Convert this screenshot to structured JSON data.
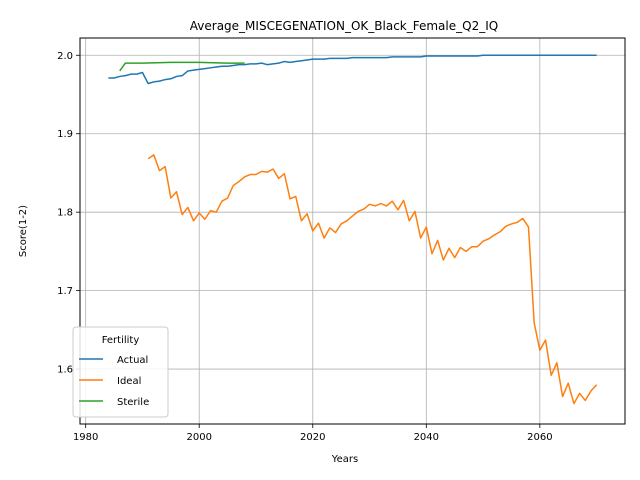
{
  "chart_data": {
    "type": "line",
    "title": "Average_MISCEGENATION_OK_Black_Female_Q2_IQ",
    "xlabel": "Years",
    "ylabel": "Score(1-2)",
    "xlim": [
      1979,
      2075
    ],
    "ylim": [
      1.53,
      2.022
    ],
    "xticks": [
      1980,
      2000,
      2020,
      2040,
      2060
    ],
    "xtick_labels": [
      "1980",
      "2000",
      "2020",
      "2040",
      "2060"
    ],
    "yticks": [
      1.6,
      1.7,
      1.8,
      1.9,
      2.0
    ],
    "ytick_labels": [
      "1.6",
      "1.7",
      "1.8",
      "1.9",
      "2.0"
    ],
    "grid": true,
    "legend": {
      "title": "Fertility",
      "placement": "lower-left"
    },
    "series": [
      {
        "name": "Actual",
        "color": "#1f77b4",
        "x": [
          1984,
          1985,
          1986,
          1987,
          1988,
          1989,
          1990,
          1991,
          1992,
          1993,
          1994,
          1995,
          1996,
          1997,
          1998,
          1999,
          2000,
          2001,
          2002,
          2003,
          2004,
          2005,
          2006,
          2007,
          2008,
          2009,
          2010,
          2011,
          2012,
          2013,
          2014,
          2015,
          2016,
          2017,
          2018,
          2019,
          2020,
          2021,
          2022,
          2023,
          2024,
          2025,
          2026,
          2027,
          2028,
          2029,
          2030,
          2031,
          2032,
          2033,
          2034,
          2035,
          2036,
          2037,
          2038,
          2039,
          2040,
          2041,
          2042,
          2043,
          2044,
          2045,
          2046,
          2047,
          2048,
          2049,
          2050,
          2051,
          2052,
          2053,
          2054,
          2055,
          2056,
          2057,
          2058,
          2059,
          2060,
          2061,
          2062,
          2063,
          2064,
          2065,
          2066,
          2067,
          2068,
          2069,
          2070
        ],
        "y": [
          1.971,
          1.971,
          1.973,
          1.974,
          1.976,
          1.976,
          1.978,
          1.964,
          1.966,
          1.967,
          1.969,
          1.97,
          1.973,
          1.974,
          1.98,
          1.981,
          1.982,
          1.983,
          1.984,
          1.985,
          1.986,
          1.986,
          1.987,
          1.988,
          1.988,
          1.989,
          1.989,
          1.99,
          1.988,
          1.989,
          1.99,
          1.992,
          1.991,
          1.992,
          1.993,
          1.994,
          1.995,
          1.995,
          1.995,
          1.996,
          1.996,
          1.996,
          1.996,
          1.997,
          1.997,
          1.997,
          1.997,
          1.997,
          1.997,
          1.997,
          1.998,
          1.998,
          1.998,
          1.998,
          1.998,
          1.998,
          1.999,
          1.999,
          1.999,
          1.999,
          1.999,
          1.999,
          1.999,
          1.999,
          1.999,
          1.999,
          2.0,
          2.0,
          2.0,
          2.0,
          2.0,
          2.0,
          2.0,
          2.0,
          2.0,
          2.0,
          2.0,
          2.0,
          2.0,
          2.0,
          2.0,
          2.0,
          2.0,
          2.0,
          2.0,
          2.0,
          2.0
        ]
      },
      {
        "name": "Ideal",
        "color": "#ff7f0e",
        "x": [
          1991,
          1992,
          1993,
          1994,
          1995,
          1996,
          1997,
          1998,
          1999,
          2000,
          2001,
          2002,
          2003,
          2004,
          2005,
          2006,
          2007,
          2008,
          2009,
          2010,
          2011,
          2012,
          2013,
          2014,
          2015,
          2016,
          2017,
          2018,
          2019,
          2020,
          2021,
          2022,
          2023,
          2024,
          2025,
          2026,
          2027,
          2028,
          2029,
          2030,
          2031,
          2032,
          2033,
          2034,
          2035,
          2036,
          2037,
          2038,
          2039,
          2040,
          2041,
          2042,
          2043,
          2044,
          2045,
          2046,
          2047,
          2048,
          2049,
          2050,
          2051,
          2052,
          2053,
          2054,
          2055,
          2056,
          2057,
          2058,
          2059,
          2060,
          2061,
          2062,
          2063,
          2064,
          2065,
          2066,
          2067,
          2068,
          2069,
          2070
        ],
        "y": [
          1.868,
          1.873,
          1.853,
          1.858,
          1.818,
          1.826,
          1.797,
          1.806,
          1.789,
          1.799,
          1.791,
          1.802,
          1.8,
          1.814,
          1.818,
          1.834,
          1.839,
          1.845,
          1.848,
          1.848,
          1.852,
          1.851,
          1.855,
          1.843,
          1.849,
          1.817,
          1.82,
          1.789,
          1.798,
          1.776,
          1.786,
          1.767,
          1.78,
          1.774,
          1.785,
          1.789,
          1.795,
          1.801,
          1.804,
          1.81,
          1.808,
          1.811,
          1.808,
          1.814,
          1.803,
          1.815,
          1.789,
          1.801,
          1.767,
          1.781,
          1.747,
          1.764,
          1.739,
          1.754,
          1.742,
          1.755,
          1.75,
          1.756,
          1.756,
          1.763,
          1.766,
          1.771,
          1.775,
          1.782,
          1.785,
          1.787,
          1.792,
          1.781,
          1.659,
          1.624,
          1.637,
          1.592,
          1.608,
          1.565,
          1.582,
          1.556,
          1.569,
          1.56,
          1.572,
          1.58
        ]
      },
      {
        "name": "Sterile",
        "color": "#2ca02c",
        "x": [
          1986,
          1987,
          1990,
          1995,
          2000,
          2005,
          2008
        ],
        "y": [
          1.98,
          1.99,
          1.99,
          1.991,
          1.991,
          1.99,
          1.99
        ]
      }
    ]
  }
}
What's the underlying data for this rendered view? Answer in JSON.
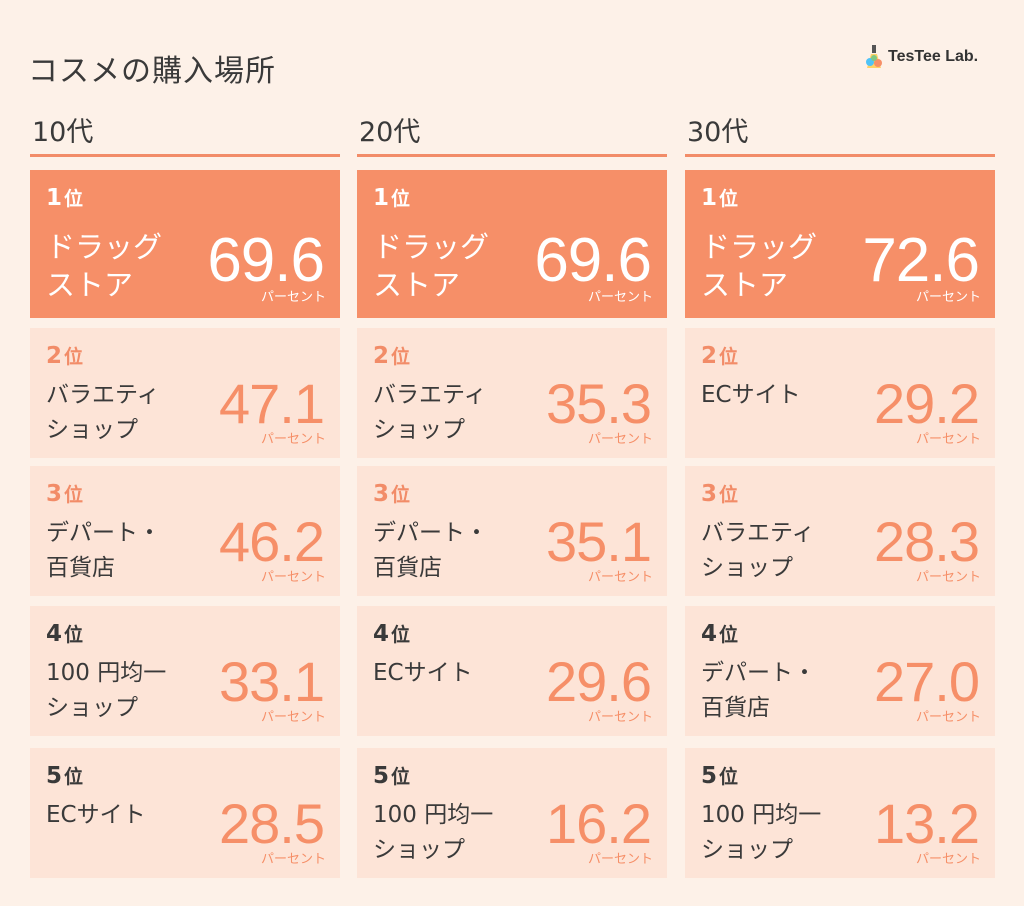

#####

WORK INSTRUCTIONS.
Transcribe the records above exactly, omitting every picture they contain.

WRITTEN RESPONSE.
Convert this screenshot to structured JSON data.
{
  "chart_data": {
    "type": "line",
    "title": "Average_MISCEGENATION_OK_Black_Female_Q2_IQ",
    "xlabel": "Years",
    "ylabel": "Score(1-2)",
    "xlim": [
      1979,
      2075
    ],
    "ylim": [
      1.53,
      2.022
    ],
    "xticks": [
      1980,
      2000,
      2020,
      2040,
      2060
    ],
    "xtick_labels": [
      "1980",
      "2000",
      "2020",
      "2040",
      "2060"
    ],
    "yticks": [
      1.6,
      1.7,
      1.8,
      1.9,
      2.0
    ],
    "ytick_labels": [
      "1.6",
      "1.7",
      "1.8",
      "1.9",
      "2.0"
    ],
    "grid": true,
    "legend": {
      "title": "Fertility",
      "placement": "lower-left"
    },
    "series": [
      {
        "name": "Actual",
        "color": "#1f77b4",
        "x": [
          1984,
          1985,
          1986,
          1987,
          1988,
          1989,
          1990,
          1991,
          1992,
          1993,
          1994,
          1995,
          1996,
          1997,
          1998,
          1999,
          2000,
          2001,
          2002,
          2003,
          2004,
          2005,
          2006,
          2007,
          2008,
          2009,
          2010,
          2011,
          2012,
          2013,
          2014,
          2015,
          2016,
          2017,
          2018,
          2019,
          2020,
          2021,
          2022,
          2023,
          2024,
          2025,
          2026,
          2027,
          2028,
          2029,
          2030,
          2031,
          2032,
          2033,
          2034,
          2035,
          2036,
          2037,
          2038,
          2039,
          2040,
          2041,
          2042,
          2043,
          2044,
          2045,
          2046,
          2047,
          2048,
          2049,
          2050,
          2051,
          2052,
          2053,
          2054,
          2055,
          2056,
          2057,
          2058,
          2059,
          2060,
          2061,
          2062,
          2063,
          2064,
          2065,
          2066,
          2067,
          2068,
          2069,
          2070
        ],
        "y": [
          1.971,
          1.971,
          1.973,
          1.974,
          1.976,
          1.976,
          1.978,
          1.964,
          1.966,
          1.967,
          1.969,
          1.97,
          1.973,
          1.974,
          1.98,
          1.981,
          1.982,
          1.983,
          1.984,
          1.985,
          1.986,
          1.986,
          1.987,
          1.988,
          1.988,
          1.989,
          1.989,
          1.99,
          1.988,
          1.989,
          1.99,
          1.992,
          1.991,
          1.992,
          1.993,
          1.994,
          1.995,
          1.995,
          1.995,
          1.996,
          1.996,
          1.996,
          1.996,
          1.997,
          1.997,
          1.997,
          1.997,
          1.997,
          1.997,
          1.997,
          1.998,
          1.998,
          1.998,
          1.998,
          1.998,
          1.998,
          1.999,
          1.999,
          1.999,
          1.999,
          1.999,
          1.999,
          1.999,
          1.999,
          1.999,
          1.999,
          2.0,
          2.0,
          2.0,
          2.0,
          2.0,
          2.0,
          2.0,
          2.0,
          2.0,
          2.0,
          2.0,
          2.0,
          2.0,
          2.0,
          2.0,
          2.0,
          2.0,
          2.0,
          2.0,
          2.0,
          2.0
        ]
      },
      {
        "name": "Ideal",
        "color": "#ff7f0e",
        "x": [
          1991,
          1992,
          1993,
          1994,
          1995,
          1996,
          1997,
          1998,
          1999,
          2000,
          2001,
          2002,
          2003,
          2004,
          2005,
          2006,
          2007,
          2008,
          2009,
          2010,
          2011,
          2012,
          2013,
          2014,
          2015,
          2016,
          2017,
          2018,
          2019,
          2020,
          2021,
          2022,
          2023,
          2024,
          2025,
          2026,
          2027,
          2028,
          2029,
          2030,
          2031,
          2032,
          2033,
          2034,
          2035,
          2036,
          2037,
          2038,
          2039,
          2040,
          2041,
          2042,
          2043,
          2044,
          2045,
          2046,
          2047,
          2048,
          2049,
          2050,
          2051,
          2052,
          2053,
          2054,
          2055,
          2056,
          2057,
          2058,
          2059,
          2060,
          2061,
          2062,
          2063,
          2064,
          2065,
          2066,
          2067,
          2068,
          2069,
          2070
        ],
        "y": [
          1.868,
          1.873,
          1.853,
          1.858,
          1.818,
          1.826,
          1.797,
          1.806,
          1.789,
          1.799,
          1.791,
          1.802,
          1.8,
          1.814,
          1.818,
          1.834,
          1.839,
          1.845,
          1.848,
          1.848,
          1.852,
          1.851,
          1.855,
          1.843,
          1.849,
          1.817,
          1.82,
          1.789,
          1.798,
          1.776,
          1.786,
          1.767,
          1.78,
          1.774,
          1.785,
          1.789,
          1.795,
          1.801,
          1.804,
          1.81,
          1.808,
          1.811,
          1.808,
          1.814,
          1.803,
          1.815,
          1.789,
          1.801,
          1.767,
          1.781,
          1.747,
          1.764,
          1.739,
          1.754,
          1.742,
          1.755,
          1.75,
          1.756,
          1.756,
          1.763,
          1.766,
          1.771,
          1.775,
          1.782,
          1.785,
          1.787,
          1.792,
          1.781,
          1.659,
          1.624,
          1.637,
          1.592,
          1.608,
          1.565,
          1.582,
          1.556,
          1.569,
          1.56,
          1.572,
          1.58
        ]
      },
      {
        "name": "Sterile",
        "color": "#2ca02c",
        "x": [
          1986,
          1987,
          1990,
          1995,
          2000,
          2005,
          2008
        ],
        "y": [
          1.98,
          1.99,
          1.99,
          1.991,
          1.991,
          1.99,
          1.99
        ]
      }
    ]
  }
}
What's the underlying data for this rendered view? Answer in JSON.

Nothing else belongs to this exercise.